DIRECTION: Gather every line from the entries below that includes "core".

===== RECORDED INFORMATION

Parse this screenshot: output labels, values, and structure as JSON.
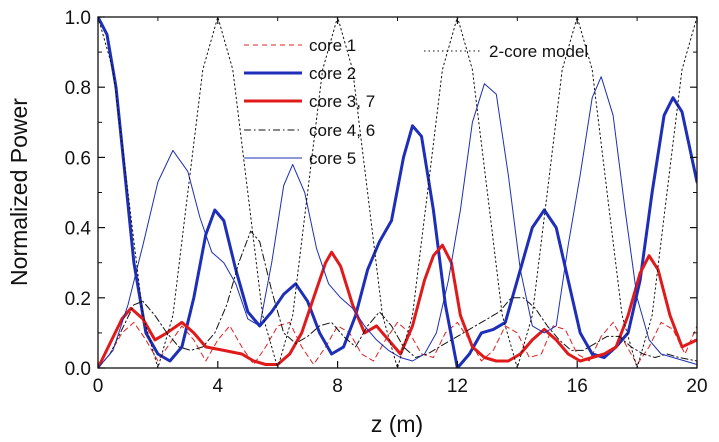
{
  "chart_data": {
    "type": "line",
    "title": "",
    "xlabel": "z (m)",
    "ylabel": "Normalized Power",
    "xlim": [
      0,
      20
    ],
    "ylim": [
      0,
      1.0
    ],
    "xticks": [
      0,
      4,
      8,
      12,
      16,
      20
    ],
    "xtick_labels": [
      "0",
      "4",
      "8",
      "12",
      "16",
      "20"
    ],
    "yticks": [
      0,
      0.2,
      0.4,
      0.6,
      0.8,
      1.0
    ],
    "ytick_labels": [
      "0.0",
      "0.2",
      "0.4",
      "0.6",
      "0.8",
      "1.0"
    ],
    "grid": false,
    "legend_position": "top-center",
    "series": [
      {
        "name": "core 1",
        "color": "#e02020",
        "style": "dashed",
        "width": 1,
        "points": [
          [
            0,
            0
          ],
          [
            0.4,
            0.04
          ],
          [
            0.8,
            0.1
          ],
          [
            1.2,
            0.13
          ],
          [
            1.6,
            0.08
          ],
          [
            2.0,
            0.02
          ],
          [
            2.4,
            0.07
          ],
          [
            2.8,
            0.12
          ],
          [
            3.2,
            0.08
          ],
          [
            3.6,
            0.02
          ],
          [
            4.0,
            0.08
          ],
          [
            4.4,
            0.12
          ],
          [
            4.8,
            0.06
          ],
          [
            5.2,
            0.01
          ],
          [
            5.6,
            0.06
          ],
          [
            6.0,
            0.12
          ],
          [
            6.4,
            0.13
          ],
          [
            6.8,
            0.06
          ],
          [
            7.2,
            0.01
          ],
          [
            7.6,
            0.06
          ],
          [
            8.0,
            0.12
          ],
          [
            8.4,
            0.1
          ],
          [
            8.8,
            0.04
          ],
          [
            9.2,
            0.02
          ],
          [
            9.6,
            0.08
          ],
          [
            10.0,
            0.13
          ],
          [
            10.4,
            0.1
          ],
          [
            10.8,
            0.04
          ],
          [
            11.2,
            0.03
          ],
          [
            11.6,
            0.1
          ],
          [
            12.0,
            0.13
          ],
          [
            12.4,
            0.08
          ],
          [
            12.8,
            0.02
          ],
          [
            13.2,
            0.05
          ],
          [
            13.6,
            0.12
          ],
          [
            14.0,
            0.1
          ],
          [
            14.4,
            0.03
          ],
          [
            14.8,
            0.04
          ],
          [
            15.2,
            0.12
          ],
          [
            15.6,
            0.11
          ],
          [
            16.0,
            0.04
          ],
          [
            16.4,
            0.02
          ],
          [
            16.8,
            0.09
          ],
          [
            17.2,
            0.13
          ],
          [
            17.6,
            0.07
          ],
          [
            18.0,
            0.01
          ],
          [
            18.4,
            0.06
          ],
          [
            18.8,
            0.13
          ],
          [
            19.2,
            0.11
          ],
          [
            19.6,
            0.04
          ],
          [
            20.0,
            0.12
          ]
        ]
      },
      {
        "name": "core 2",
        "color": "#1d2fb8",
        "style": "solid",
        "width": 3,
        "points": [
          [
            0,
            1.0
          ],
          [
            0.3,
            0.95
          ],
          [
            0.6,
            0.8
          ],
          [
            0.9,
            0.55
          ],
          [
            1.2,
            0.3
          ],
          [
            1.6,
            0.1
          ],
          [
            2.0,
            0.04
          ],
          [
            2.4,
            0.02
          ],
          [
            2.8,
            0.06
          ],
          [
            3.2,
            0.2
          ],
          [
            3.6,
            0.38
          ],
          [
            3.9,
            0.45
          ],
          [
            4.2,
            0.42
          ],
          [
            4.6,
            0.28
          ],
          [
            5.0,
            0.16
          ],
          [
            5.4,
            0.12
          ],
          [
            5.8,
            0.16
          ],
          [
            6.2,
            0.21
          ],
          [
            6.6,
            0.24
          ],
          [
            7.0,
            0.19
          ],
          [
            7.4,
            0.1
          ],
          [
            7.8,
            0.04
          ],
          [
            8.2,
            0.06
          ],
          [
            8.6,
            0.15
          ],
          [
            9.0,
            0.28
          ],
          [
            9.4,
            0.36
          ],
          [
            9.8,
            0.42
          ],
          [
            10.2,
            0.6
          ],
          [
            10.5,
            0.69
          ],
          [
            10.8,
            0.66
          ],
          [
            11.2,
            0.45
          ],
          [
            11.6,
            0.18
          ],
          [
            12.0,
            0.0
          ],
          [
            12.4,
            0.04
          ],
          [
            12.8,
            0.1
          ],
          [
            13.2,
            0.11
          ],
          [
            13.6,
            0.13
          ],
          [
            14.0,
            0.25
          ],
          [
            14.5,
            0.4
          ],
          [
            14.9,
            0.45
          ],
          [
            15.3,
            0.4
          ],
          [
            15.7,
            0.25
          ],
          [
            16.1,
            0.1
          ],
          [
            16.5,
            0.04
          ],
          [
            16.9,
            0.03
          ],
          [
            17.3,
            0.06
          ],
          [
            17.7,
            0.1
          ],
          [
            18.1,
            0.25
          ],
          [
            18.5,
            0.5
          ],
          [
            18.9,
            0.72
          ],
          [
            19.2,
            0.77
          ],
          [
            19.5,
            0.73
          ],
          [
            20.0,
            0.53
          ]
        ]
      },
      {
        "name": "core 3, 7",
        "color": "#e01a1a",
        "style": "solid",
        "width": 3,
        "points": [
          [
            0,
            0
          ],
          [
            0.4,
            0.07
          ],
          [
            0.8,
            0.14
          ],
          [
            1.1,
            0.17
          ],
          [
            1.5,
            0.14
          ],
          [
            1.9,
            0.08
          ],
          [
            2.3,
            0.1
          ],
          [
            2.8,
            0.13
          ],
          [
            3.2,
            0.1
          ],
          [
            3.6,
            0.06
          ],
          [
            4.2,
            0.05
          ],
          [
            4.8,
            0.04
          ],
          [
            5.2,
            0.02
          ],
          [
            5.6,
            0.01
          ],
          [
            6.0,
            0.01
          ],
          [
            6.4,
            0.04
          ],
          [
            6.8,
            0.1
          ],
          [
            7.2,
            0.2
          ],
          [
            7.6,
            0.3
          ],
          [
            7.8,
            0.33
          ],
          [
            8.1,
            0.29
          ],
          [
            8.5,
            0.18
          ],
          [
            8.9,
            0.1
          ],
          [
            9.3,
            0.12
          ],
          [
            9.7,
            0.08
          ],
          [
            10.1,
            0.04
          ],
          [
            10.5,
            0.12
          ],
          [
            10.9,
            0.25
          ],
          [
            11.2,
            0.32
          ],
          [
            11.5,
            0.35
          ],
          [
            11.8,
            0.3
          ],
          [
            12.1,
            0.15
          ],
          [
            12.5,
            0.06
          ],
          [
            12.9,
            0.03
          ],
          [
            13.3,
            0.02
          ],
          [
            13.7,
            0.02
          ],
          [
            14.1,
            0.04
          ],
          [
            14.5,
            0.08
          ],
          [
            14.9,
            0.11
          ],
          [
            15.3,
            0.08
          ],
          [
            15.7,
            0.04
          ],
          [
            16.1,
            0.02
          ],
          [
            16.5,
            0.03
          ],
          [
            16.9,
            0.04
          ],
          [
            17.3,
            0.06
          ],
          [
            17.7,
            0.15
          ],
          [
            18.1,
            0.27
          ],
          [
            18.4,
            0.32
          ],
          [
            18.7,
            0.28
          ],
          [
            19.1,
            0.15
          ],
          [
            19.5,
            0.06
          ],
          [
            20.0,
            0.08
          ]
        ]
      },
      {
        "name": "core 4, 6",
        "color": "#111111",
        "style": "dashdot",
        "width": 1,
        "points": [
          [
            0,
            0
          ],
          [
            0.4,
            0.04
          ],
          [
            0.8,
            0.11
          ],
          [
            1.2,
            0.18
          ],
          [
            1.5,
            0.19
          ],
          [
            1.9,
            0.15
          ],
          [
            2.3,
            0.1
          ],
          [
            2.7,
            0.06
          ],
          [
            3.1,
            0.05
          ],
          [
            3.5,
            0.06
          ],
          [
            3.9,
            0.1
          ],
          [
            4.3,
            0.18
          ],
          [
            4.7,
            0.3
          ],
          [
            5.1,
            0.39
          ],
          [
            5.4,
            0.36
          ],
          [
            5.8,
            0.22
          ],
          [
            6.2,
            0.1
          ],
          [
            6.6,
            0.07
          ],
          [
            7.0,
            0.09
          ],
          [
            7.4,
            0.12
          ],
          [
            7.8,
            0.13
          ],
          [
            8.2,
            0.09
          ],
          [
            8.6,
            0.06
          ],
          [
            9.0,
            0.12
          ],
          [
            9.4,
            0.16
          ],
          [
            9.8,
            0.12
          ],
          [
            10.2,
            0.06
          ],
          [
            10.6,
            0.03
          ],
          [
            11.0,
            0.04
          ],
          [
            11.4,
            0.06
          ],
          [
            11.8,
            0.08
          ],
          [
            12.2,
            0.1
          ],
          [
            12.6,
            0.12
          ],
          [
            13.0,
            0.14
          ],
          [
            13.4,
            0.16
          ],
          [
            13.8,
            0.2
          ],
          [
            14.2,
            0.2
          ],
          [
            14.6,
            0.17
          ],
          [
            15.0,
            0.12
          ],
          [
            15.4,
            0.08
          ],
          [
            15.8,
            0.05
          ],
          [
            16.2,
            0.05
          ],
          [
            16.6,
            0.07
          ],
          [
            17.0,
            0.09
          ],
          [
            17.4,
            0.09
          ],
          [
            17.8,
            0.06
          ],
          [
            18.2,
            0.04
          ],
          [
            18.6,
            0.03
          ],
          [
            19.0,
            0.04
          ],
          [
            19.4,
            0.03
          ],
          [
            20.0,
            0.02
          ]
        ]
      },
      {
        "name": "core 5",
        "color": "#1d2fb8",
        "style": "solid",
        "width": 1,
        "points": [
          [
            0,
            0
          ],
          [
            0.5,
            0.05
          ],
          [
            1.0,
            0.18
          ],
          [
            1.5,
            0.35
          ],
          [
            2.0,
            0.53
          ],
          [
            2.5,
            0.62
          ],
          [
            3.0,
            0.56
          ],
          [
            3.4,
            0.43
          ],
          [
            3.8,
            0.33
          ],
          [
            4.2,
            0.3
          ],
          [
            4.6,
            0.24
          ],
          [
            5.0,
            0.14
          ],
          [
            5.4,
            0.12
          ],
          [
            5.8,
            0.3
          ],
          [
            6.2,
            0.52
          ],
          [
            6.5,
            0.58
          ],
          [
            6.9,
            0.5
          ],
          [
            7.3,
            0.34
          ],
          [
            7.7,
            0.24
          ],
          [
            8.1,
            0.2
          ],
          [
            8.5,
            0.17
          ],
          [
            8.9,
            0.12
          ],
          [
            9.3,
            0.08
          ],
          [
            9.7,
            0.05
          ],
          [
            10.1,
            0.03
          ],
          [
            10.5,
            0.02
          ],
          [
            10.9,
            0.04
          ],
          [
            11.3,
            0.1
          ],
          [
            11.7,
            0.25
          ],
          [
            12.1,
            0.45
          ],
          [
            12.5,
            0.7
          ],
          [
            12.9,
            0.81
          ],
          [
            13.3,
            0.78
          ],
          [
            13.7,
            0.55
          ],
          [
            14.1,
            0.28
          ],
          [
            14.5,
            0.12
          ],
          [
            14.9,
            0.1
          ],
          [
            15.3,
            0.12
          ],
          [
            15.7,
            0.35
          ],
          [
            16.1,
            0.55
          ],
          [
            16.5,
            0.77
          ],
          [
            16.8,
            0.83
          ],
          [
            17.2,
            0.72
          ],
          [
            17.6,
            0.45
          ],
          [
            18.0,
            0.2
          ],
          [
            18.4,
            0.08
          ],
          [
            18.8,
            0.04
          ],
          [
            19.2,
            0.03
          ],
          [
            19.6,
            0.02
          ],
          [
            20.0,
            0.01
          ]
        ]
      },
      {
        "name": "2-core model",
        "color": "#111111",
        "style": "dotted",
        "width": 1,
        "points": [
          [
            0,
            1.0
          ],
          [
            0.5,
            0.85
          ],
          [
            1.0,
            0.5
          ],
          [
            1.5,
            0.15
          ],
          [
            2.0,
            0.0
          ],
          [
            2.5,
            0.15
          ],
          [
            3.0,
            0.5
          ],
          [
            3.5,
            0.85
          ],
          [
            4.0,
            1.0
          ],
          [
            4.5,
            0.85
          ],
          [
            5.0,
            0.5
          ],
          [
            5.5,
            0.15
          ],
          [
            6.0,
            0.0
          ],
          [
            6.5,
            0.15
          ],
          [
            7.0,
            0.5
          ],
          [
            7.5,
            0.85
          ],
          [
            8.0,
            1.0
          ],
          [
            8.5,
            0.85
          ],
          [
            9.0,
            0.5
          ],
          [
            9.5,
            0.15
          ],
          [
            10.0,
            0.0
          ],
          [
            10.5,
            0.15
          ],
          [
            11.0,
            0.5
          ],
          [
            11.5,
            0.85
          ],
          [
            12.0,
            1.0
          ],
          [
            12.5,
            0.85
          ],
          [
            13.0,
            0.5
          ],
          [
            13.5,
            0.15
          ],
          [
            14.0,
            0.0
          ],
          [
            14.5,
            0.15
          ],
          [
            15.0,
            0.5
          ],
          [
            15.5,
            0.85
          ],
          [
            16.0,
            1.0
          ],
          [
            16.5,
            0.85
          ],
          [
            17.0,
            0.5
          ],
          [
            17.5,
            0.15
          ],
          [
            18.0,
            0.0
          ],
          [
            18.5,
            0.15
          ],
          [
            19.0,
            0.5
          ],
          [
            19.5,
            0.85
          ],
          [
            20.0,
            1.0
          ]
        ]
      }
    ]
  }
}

==========

EXERCISE SOLUTION:
        "name": "core 1",
        "name": "core 2",
        "name": "core 3, 7",
        "name": "core 4, 6",
        "name": "core 5",
        "name": "2-core model",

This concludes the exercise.